Start of DATASET CONTENT

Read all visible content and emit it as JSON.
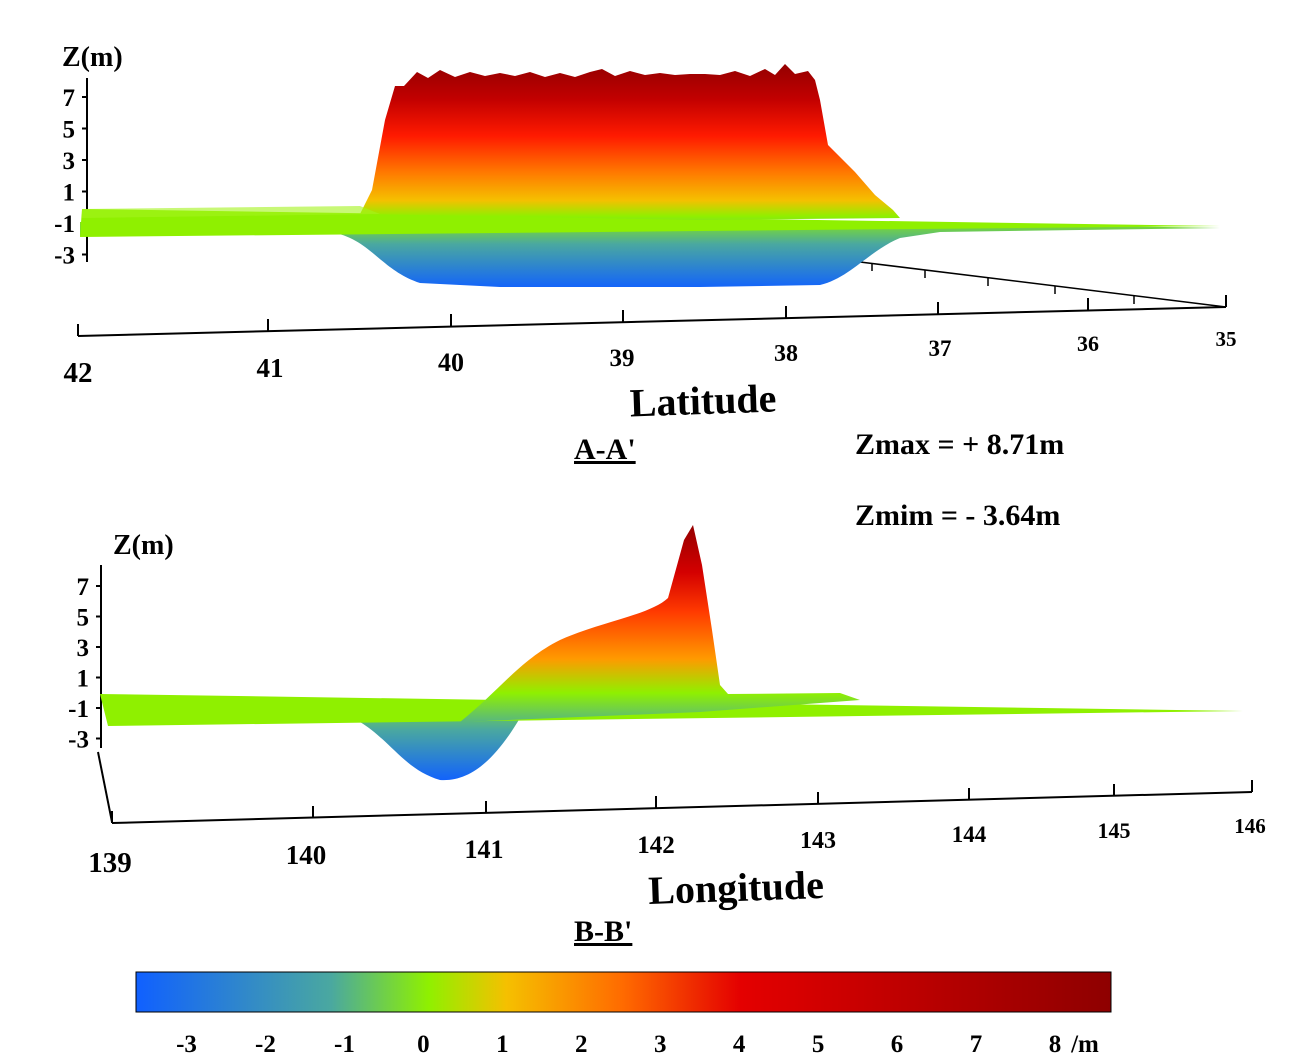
{
  "chart_data": [
    {
      "type": "area",
      "section_label": "A-A'",
      "ylabel": "Z(m)",
      "xlabel": "Latitude",
      "x_ticks": [
        "42",
        "41",
        "40",
        "39",
        "38",
        "37",
        "36",
        "35"
      ],
      "y_ticks": [
        "7",
        "5",
        "3",
        "1",
        "-1",
        "-3"
      ],
      "xlim": [
        42,
        35
      ],
      "ylim": [
        -3.64,
        8.71
      ],
      "series": [
        {
          "x": [
            42,
            40.5,
            40.3,
            40.1,
            39.5,
            38.5,
            38.0,
            37.8,
            37.5,
            37.3,
            36,
            35
          ],
          "y": [
            0,
            0,
            1.5,
            7.5,
            8.0,
            8.2,
            8.6,
            4.5,
            2.0,
            0,
            0,
            0
          ]
        },
        {
          "x": [
            42,
            40.5,
            40.0,
            39.5,
            38.5,
            38.0,
            37.6,
            37.2,
            36,
            35
          ],
          "y": [
            0,
            -0.5,
            -3.2,
            -3.6,
            -3.6,
            -3.4,
            -2.0,
            0,
            0,
            0
          ]
        }
      ]
    },
    {
      "type": "area",
      "section_label": "B-B'",
      "ylabel": "Z(m)",
      "xlabel": "Longitude",
      "x_ticks": [
        "139",
        "140",
        "141",
        "142",
        "143",
        "144",
        "145",
        "146"
      ],
      "y_ticks": [
        "7",
        "5",
        "3",
        "1",
        "-1",
        "-3"
      ],
      "xlim": [
        139,
        146
      ],
      "ylim": [
        -3.64,
        8.71
      ],
      "series": [
        {
          "x": [
            139,
            141.0,
            141.4,
            141.8,
            142.0,
            142.1,
            142.2,
            142.4,
            143,
            146
          ],
          "y": [
            0,
            0,
            2.5,
            4.0,
            5.5,
            8.0,
            8.71,
            0.2,
            0,
            0
          ]
        },
        {
          "x": [
            139,
            140.4,
            140.6,
            140.8,
            141.0,
            141.2,
            146
          ],
          "y": [
            0,
            -1.5,
            -3.3,
            -3.64,
            -2.5,
            0,
            0
          ]
        }
      ]
    }
  ],
  "stats": {
    "zmax": "Zmax = + 8.71m",
    "zmin": "Zmim = - 3.64m"
  },
  "colorbar": {
    "ticks": [
      "-3",
      "-2",
      "-1",
      "0",
      "1",
      "2",
      "3",
      "4",
      "5",
      "6",
      "7",
      "8"
    ],
    "unit": "/m",
    "range": [
      -3.64,
      8.71
    ],
    "colors": [
      "#1060ff",
      "#4aa8a0",
      "#8ff000",
      "#f5c000",
      "#ff6a00",
      "#e40000",
      "#8e0000"
    ]
  }
}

End of DATASET CONTENT

TASK BRIEF: Please transcribe the material above exactly as written. Leave the pictures out.

ANSWER TO THIS TASK:
Read all visible content and emit it as JSON.
{
  "chart_data": [
    {
      "type": "area",
      "section_label": "A-A'",
      "ylabel": "Z(m)",
      "xlabel": "Latitude",
      "x_ticks": [
        "42",
        "41",
        "40",
        "39",
        "38",
        "37",
        "36",
        "35"
      ],
      "y_ticks": [
        "7",
        "5",
        "3",
        "1",
        "-1",
        "-3"
      ],
      "xlim": [
        42,
        35
      ],
      "ylim": [
        -3.64,
        8.71
      ],
      "series": [
        {
          "x": [
            42,
            40.5,
            40.3,
            40.1,
            39.5,
            38.5,
            38.0,
            37.8,
            37.5,
            37.3,
            36,
            35
          ],
          "y": [
            0,
            0,
            1.5,
            7.5,
            8.0,
            8.2,
            8.6,
            4.5,
            2.0,
            0,
            0,
            0
          ]
        },
        {
          "x": [
            42,
            40.5,
            40.0,
            39.5,
            38.5,
            38.0,
            37.6,
            37.2,
            36,
            35
          ],
          "y": [
            0,
            -0.5,
            -3.2,
            -3.6,
            -3.6,
            -3.4,
            -2.0,
            0,
            0,
            0
          ]
        }
      ]
    },
    {
      "type": "area",
      "section_label": "B-B'",
      "ylabel": "Z(m)",
      "xlabel": "Longitude",
      "x_ticks": [
        "139",
        "140",
        "141",
        "142",
        "143",
        "144",
        "145",
        "146"
      ],
      "y_ticks": [
        "7",
        "5",
        "3",
        "1",
        "-1",
        "-3"
      ],
      "xlim": [
        139,
        146
      ],
      "ylim": [
        -3.64,
        8.71
      ],
      "series": [
        {
          "x": [
            139,
            141.0,
            141.4,
            141.8,
            142.0,
            142.1,
            142.2,
            142.4,
            143,
            146
          ],
          "y": [
            0,
            0,
            2.5,
            4.0,
            5.5,
            8.0,
            8.71,
            0.2,
            0,
            0
          ]
        },
        {
          "x": [
            139,
            140.4,
            140.6,
            140.8,
            141.0,
            141.2,
            146
          ],
          "y": [
            0,
            -1.5,
            -3.3,
            -3.64,
            -2.5,
            0,
            0
          ]
        }
      ]
    }
  ],
  "stats": {
    "zmax": "Zmax = + 8.71m",
    "zmin": "Zmim = - 3.64m"
  },
  "colorbar": {
    "ticks": [
      "-3",
      "-2",
      "-1",
      "0",
      "1",
      "2",
      "3",
      "4",
      "5",
      "6",
      "7",
      "8"
    ],
    "unit": "/m",
    "range": [
      -3.64,
      8.71
    ],
    "colors": [
      "#1060ff",
      "#4aa8a0",
      "#8ff000",
      "#f5c000",
      "#ff6a00",
      "#e40000",
      "#8e0000"
    ]
  }
}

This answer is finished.